Set down, in full, every record in the block.

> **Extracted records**
========================================
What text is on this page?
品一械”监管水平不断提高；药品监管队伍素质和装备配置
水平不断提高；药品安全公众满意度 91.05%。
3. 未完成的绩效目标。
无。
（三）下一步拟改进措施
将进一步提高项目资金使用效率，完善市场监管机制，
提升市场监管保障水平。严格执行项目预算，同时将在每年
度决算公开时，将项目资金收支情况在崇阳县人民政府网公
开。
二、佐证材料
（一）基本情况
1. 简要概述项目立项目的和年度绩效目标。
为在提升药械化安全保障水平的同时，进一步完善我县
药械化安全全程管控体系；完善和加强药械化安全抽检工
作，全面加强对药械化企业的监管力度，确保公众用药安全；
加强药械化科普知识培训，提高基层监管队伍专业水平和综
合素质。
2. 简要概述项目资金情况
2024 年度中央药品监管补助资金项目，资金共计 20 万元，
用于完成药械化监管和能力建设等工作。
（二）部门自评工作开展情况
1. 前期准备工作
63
========================================
> **Solution to this problem**
What text is on this page?
品一械”监管水平不断提高；药品监管队伍素质和装备配置
水平不断提高；药品安全公众满意度 91.05%。
3. 未完成的绩效目标。
无。
（三）下一步拟改进措施
将进一步提高项目资金使用效率，完善市场监管机制，
提升市场监管保障水平。严格执行项目预算，同时将在每年
度决算公开时，将项目资金收支情况在崇阳县人民政府网公
开。
二、佐证材料
（一）基本情况
1. 简要概述项目立项目的和年度绩效目标。
为在提升药械化安全保障水平的同时，进一步完善我县
药械化安全全程管控体系；完善和加强药械化安全抽检工
作，全面加强对药械化企业的监管力度，确保公众用药安全；
加强药械化科普知识培训，提高基层监管队伍专业水平和综
合素质。
2. 简要概述项目资金情况
2024 年度中央药品监管补助资金项目，资金共计 20 万元，
用于完成药械化监管和能力建设等工作。
（二）部门自评工作开展情况
1. 前期准备工作
63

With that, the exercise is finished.